◆ **Required task**
Below are records to be output exactly, every one of them.

◆ **Data lines**
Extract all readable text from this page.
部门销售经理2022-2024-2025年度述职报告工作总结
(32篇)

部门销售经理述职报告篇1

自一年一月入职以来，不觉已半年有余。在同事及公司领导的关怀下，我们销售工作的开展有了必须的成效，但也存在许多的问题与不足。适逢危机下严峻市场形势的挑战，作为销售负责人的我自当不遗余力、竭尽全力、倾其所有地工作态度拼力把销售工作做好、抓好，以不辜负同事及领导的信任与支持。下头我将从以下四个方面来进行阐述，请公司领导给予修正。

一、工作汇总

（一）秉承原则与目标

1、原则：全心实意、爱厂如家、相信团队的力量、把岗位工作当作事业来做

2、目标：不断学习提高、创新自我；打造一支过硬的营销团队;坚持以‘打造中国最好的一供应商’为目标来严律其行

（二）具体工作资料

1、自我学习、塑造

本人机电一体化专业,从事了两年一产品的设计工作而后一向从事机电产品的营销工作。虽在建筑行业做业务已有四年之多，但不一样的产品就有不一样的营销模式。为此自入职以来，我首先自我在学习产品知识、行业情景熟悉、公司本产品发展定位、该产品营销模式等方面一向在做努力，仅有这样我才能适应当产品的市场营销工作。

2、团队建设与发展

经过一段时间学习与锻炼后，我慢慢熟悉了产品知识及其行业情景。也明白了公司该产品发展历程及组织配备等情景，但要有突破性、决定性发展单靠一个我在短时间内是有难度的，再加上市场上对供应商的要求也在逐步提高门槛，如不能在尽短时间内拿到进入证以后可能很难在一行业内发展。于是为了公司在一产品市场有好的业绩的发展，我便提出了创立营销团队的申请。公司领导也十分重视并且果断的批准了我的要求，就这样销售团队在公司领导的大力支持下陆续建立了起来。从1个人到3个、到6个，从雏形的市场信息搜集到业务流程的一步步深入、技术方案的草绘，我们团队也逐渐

◆ **Result below**
Extract all readable text from this page.
部门销售经理2022-2024-2025年度述职报告工作总结
(32篇)

部门销售经理述职报告篇1

自一年一月入职以来，不觉已半年有余。在同事及公司领导的关怀下，我们销售工作的开展有了必须的成效，但也存在许多的问题与不足。适逢危机下严峻市场形势的挑战，作为销售负责人的我自当不遗余力、竭尽全力、倾其所有地工作态度拼力把销售工作做好、抓好，以不辜负同事及领导的信任与支持。下头我将从以下四个方面来进行阐述，请公司领导给予修正。

一、工作汇总

（一）秉承原则与目标

1、原则：全心实意、爱厂如家、相信团队的力量、把岗位工作当作事业来做

2、目标：不断学习提高、创新自我；打造一支过硬的营销团队;坚持以‘打造中国最好的一供应商’为目标来严律其行

（二）具体工作资料

1、自我学习、塑造

本人机电一体化专业,从事了两年一产品的设计工作而后一向从事机电产品的营销工作。虽在建筑行业做业务已有四年之多，但不一样的产品就有不一样的营销模式。为此自入职以来，我首先自我在学习产品知识、行业情景熟悉、公司本产品发展定位、该产品营销模式等方面一向在做努力，仅有这样我才能适应当产品的市场营销工作。

2、团队建设与发展

经过一段时间学习与锻炼后，我慢慢熟悉了产品知识及其行业情景。也明白了公司该产品发展历程及组织配备等情景，但要有突破性、决定性发展单靠一个我在短时间内是有难度的，再加上市场上对供应商的要求也在逐步提高门槛，如不能在尽短时间内拿到进入证以后可能很难在一行业内发展。于是为了公司在一产品市场有好的业绩的发展，我便提出了创立营销团队的申请。公司领导也十分重视并且果断的批准了我的要求，就这样销售团队在公司领导的大力支持下陆续建立了起来。从1个人到3个、到6个，从雏形的市场信息搜集到业务流程的一步步深入、技术方案的草绘，我们团队也逐渐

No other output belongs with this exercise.